▸ **WRITTEN EXERCISE**
Search the data for the string "douleur" and gather each line it is in.

# # # # # # #

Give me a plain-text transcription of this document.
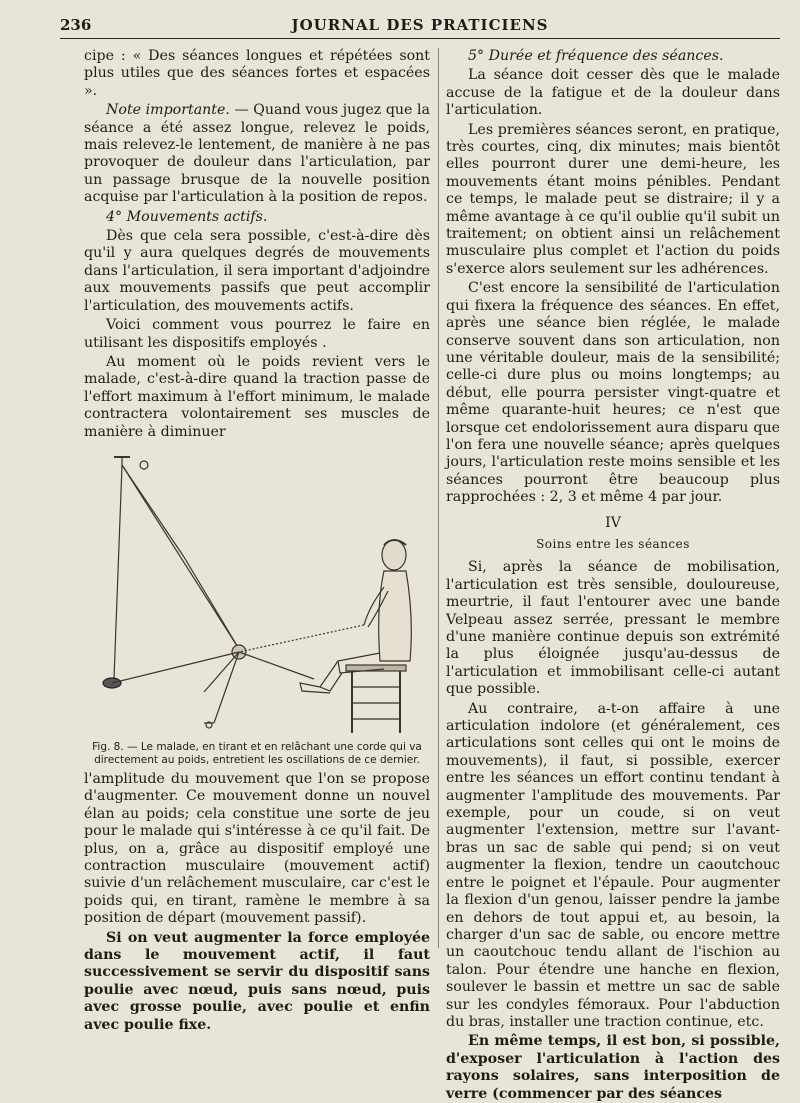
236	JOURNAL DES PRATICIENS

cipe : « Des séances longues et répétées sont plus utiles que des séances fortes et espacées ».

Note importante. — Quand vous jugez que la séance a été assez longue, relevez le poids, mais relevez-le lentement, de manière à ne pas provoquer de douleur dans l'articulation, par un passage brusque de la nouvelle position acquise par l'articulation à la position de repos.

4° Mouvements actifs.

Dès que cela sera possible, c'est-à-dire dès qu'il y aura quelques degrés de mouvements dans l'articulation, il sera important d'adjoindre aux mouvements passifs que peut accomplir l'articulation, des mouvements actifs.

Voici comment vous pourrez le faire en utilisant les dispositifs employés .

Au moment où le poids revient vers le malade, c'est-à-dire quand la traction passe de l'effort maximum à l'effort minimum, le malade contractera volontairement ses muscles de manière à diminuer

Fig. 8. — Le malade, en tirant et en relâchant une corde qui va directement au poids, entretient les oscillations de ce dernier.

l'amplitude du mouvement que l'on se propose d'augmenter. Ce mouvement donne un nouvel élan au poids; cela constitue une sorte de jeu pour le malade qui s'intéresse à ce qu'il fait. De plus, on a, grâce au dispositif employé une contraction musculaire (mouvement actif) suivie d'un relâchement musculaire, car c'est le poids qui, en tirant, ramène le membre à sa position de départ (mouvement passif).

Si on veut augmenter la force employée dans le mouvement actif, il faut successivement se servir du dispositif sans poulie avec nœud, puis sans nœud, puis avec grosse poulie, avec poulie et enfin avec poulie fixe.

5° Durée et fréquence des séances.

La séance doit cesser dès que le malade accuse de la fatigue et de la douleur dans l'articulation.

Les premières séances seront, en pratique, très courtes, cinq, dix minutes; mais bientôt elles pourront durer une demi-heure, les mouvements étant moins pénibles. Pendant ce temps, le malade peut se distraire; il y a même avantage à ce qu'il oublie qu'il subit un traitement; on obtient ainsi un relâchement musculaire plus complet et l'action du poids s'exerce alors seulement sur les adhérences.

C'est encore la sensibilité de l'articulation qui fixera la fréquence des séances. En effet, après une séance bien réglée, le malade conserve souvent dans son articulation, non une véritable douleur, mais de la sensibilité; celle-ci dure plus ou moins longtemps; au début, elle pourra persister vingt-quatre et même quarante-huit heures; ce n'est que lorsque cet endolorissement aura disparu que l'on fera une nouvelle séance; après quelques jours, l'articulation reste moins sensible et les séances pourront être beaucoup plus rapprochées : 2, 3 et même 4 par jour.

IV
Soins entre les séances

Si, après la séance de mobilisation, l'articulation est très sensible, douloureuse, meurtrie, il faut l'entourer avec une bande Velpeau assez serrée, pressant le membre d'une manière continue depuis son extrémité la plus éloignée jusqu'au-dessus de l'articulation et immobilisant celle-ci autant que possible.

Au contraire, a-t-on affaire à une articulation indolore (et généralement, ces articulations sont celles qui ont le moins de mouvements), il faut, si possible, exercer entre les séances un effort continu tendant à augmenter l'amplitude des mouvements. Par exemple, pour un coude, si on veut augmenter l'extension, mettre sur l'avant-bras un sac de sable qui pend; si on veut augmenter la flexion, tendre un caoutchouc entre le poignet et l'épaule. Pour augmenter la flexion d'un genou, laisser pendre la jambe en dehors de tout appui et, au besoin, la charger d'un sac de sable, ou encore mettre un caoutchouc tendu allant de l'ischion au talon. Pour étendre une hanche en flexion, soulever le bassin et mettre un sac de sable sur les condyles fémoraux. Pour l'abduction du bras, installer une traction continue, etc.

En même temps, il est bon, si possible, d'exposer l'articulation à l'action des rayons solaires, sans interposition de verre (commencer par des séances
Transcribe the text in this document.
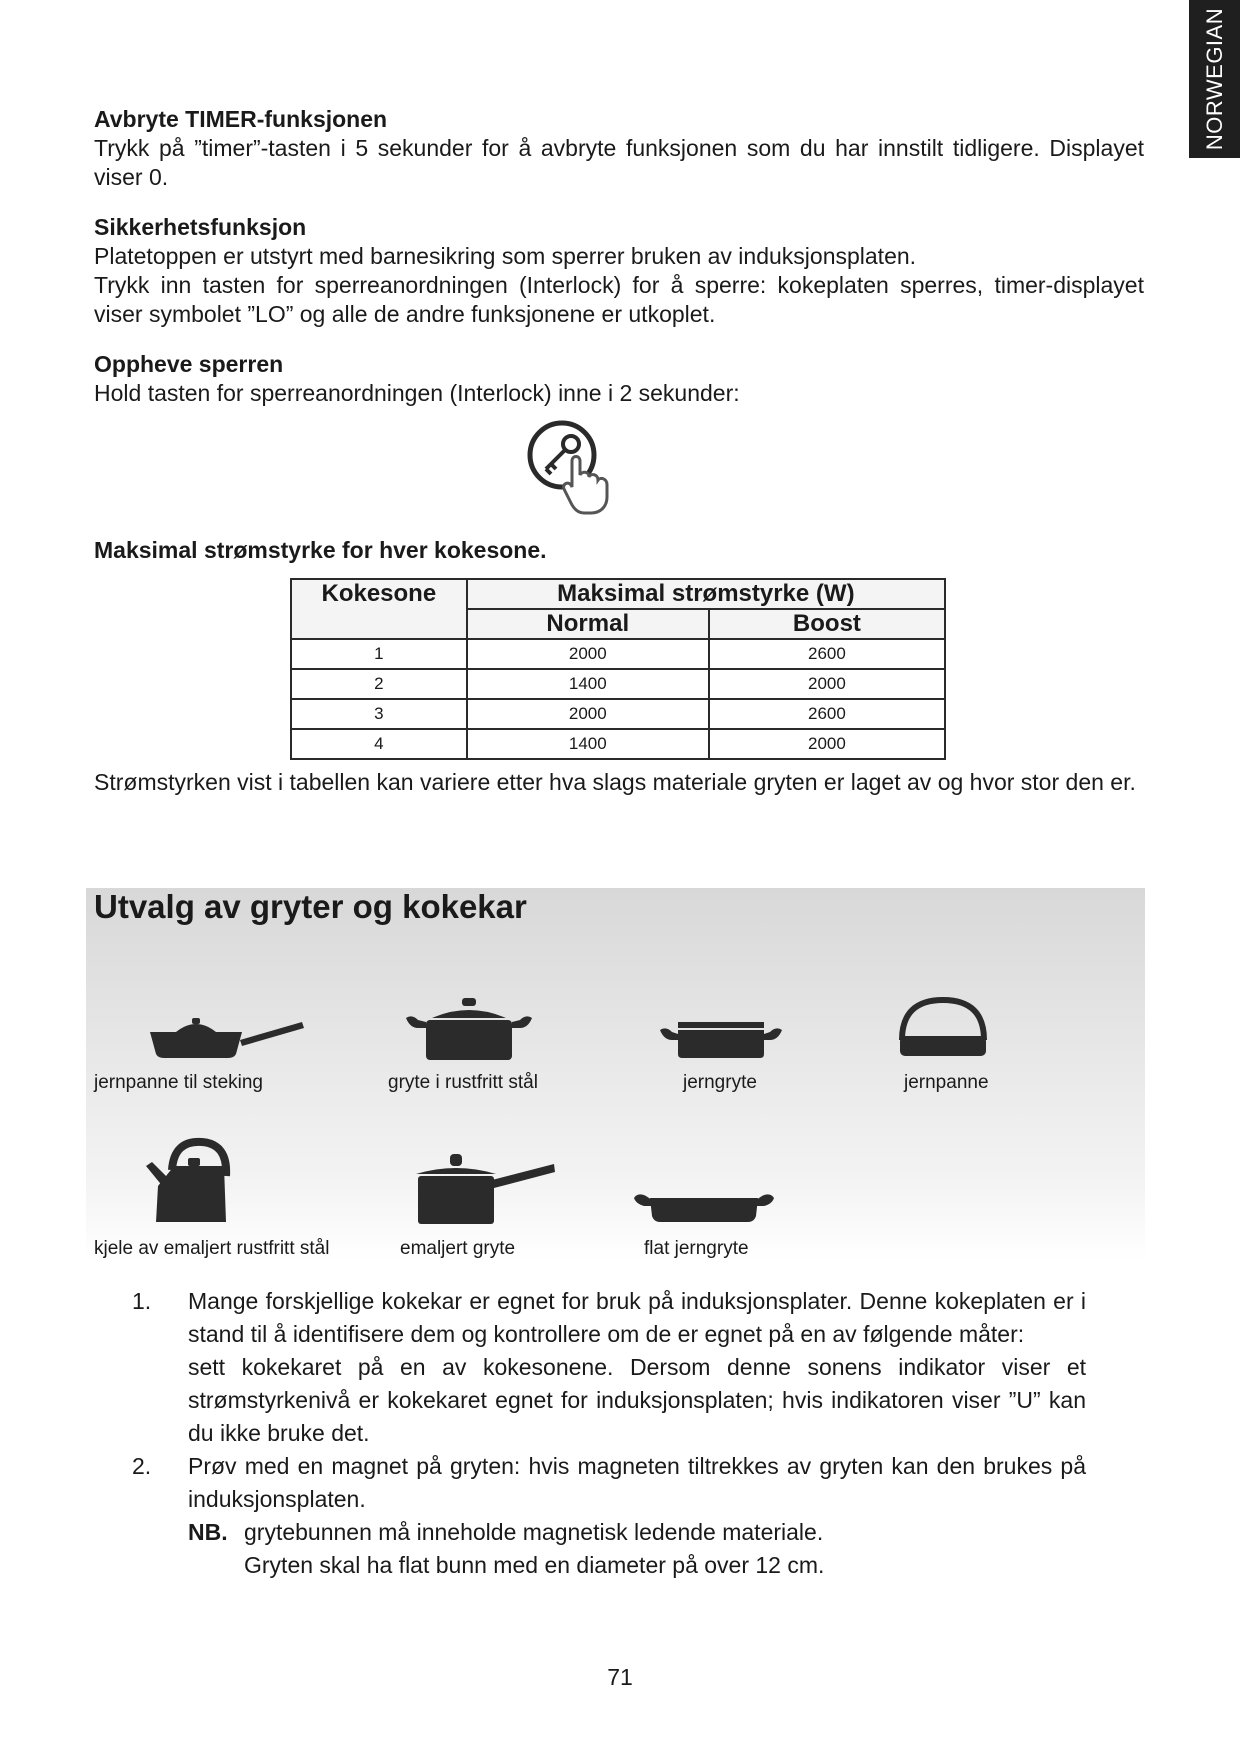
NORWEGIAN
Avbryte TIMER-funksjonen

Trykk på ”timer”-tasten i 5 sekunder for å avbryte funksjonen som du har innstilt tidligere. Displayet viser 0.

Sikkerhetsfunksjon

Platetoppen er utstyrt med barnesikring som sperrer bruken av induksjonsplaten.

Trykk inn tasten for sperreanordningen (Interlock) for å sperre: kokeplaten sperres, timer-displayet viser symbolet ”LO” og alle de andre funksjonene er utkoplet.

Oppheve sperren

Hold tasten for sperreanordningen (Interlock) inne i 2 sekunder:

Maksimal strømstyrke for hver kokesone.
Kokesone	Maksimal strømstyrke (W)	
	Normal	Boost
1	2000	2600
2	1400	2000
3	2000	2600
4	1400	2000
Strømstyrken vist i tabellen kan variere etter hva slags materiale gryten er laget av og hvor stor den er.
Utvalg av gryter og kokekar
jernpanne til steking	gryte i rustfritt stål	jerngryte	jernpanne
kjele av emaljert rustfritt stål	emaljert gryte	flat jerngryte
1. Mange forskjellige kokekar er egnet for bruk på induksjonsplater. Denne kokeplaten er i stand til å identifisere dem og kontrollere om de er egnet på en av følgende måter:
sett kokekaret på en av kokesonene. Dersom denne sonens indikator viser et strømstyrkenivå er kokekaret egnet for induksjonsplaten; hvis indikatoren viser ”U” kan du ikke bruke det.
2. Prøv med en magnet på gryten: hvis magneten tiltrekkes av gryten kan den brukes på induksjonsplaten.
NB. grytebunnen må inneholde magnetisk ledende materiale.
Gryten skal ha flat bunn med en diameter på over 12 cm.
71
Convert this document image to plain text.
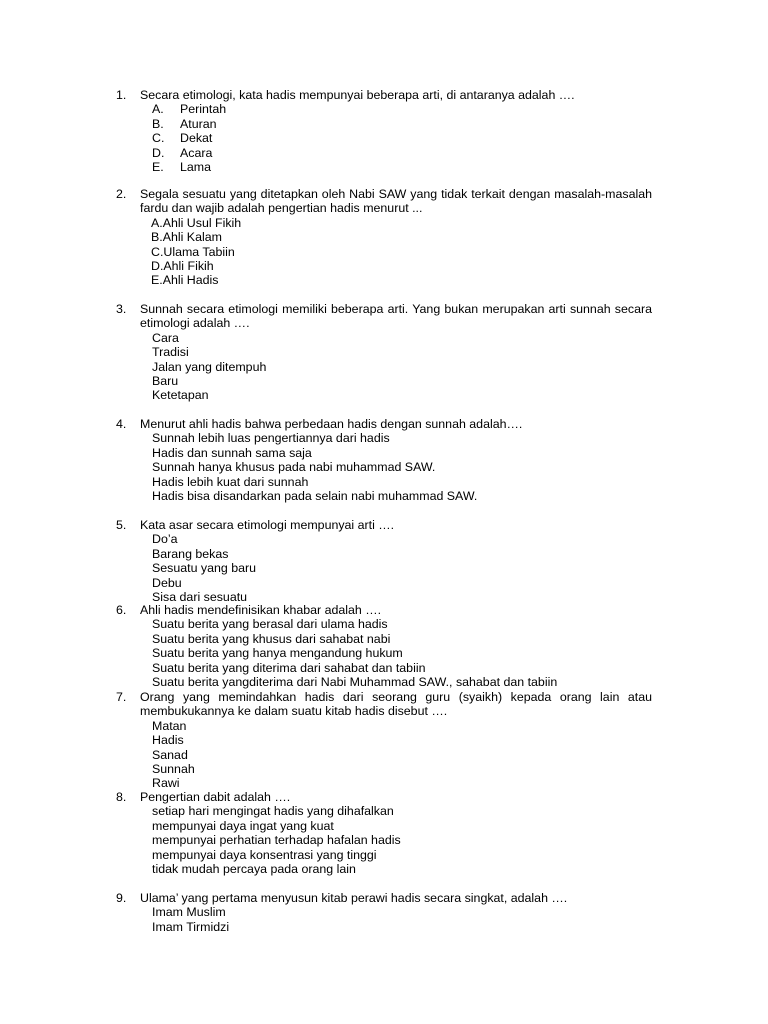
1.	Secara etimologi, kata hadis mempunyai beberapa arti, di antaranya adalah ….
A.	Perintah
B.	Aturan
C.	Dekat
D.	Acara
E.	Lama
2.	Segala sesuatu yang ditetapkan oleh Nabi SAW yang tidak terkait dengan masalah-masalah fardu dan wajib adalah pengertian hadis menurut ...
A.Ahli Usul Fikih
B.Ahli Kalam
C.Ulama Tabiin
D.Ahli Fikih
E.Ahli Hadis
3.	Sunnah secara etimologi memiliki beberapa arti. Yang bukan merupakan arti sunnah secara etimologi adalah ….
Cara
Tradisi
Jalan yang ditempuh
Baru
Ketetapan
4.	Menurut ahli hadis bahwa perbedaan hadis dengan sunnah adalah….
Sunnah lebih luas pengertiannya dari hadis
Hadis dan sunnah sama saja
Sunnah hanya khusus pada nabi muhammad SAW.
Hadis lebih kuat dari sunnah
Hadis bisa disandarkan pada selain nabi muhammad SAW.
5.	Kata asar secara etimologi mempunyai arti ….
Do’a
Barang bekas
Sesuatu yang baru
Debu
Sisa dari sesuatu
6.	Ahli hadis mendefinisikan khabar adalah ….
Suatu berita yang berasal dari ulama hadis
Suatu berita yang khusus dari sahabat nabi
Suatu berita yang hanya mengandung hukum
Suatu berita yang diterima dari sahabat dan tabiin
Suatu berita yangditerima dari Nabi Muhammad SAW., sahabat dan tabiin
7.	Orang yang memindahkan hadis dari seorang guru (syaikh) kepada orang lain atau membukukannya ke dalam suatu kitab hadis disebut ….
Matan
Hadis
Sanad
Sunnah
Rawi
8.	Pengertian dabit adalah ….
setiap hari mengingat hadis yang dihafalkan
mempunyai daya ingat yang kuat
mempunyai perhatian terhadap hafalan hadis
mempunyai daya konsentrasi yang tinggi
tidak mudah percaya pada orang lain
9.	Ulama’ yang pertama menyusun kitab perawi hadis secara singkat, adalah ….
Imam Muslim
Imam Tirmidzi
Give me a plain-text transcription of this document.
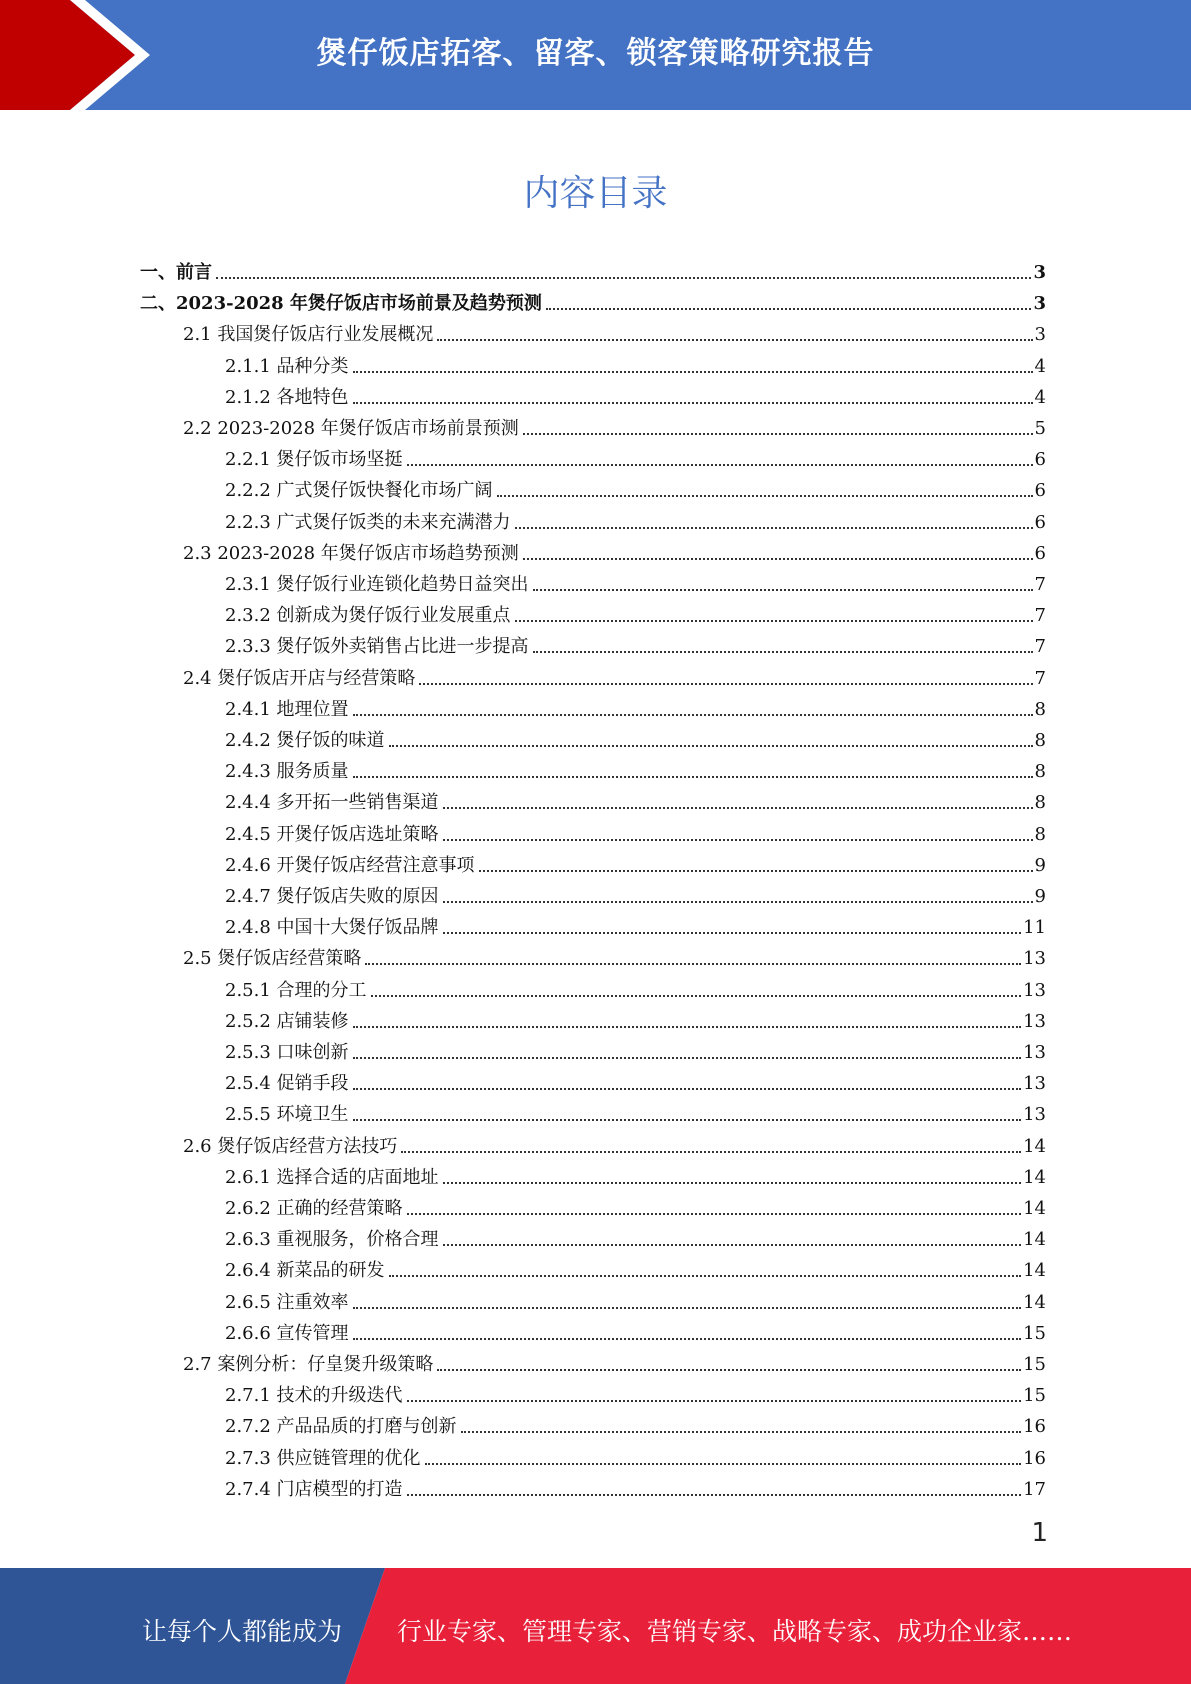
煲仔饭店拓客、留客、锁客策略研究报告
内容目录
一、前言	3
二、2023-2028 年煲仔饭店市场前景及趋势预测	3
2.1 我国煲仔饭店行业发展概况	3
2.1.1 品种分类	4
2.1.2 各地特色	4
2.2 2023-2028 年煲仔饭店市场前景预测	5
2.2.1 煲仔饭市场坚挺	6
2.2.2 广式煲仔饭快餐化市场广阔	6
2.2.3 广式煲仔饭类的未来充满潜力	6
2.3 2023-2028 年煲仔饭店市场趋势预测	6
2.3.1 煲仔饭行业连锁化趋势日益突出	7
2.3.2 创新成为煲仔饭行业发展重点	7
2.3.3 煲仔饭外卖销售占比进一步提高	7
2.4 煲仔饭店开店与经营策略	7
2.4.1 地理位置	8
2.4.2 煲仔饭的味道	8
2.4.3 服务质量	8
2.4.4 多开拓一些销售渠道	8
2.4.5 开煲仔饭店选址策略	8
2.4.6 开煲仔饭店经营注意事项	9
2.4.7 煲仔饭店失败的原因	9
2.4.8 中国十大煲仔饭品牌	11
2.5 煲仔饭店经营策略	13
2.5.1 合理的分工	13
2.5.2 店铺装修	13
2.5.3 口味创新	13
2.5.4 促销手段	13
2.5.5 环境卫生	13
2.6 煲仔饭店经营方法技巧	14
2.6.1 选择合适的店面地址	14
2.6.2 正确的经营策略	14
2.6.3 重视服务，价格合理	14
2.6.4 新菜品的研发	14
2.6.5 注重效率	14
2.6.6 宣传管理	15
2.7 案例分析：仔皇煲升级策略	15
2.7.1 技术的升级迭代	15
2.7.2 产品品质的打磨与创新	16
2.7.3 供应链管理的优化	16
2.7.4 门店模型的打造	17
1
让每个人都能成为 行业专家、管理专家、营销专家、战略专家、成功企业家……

# # # # # # #

▸ **EXERCISE ANSWER**
Note importante. — Quand vous jugez que la séance a été assez longue, relevez le poids, mais relevez-le lentement, de manière à ne pas provoquer de douleur dans l'articulation, par un passage brusque de la nouvelle position acquise par l'articulation à la position de repos.
La séance doit cesser dès que le malade accuse de la fatigue et de la douleur dans l'articulation.
C'est encore la sensibilité de l'articulation qui fixera la fréquence des séances. En effet, après une séance bien réglée, le malade conserve souvent dans son articulation, non une véritable douleur, mais de la sensibilité; celle-ci dure plus ou moins longtemps; au début, elle pourra persister vingt-quatre et même quarante-huit heures; ce n'est que lorsque cet endolorissement aura disparu que l'on fera une nouvelle séance; après quelques jours, l'articulation reste moins sensible et les séances pourront être beaucoup plus rapprochées : 2, 3 et même 4 par jour.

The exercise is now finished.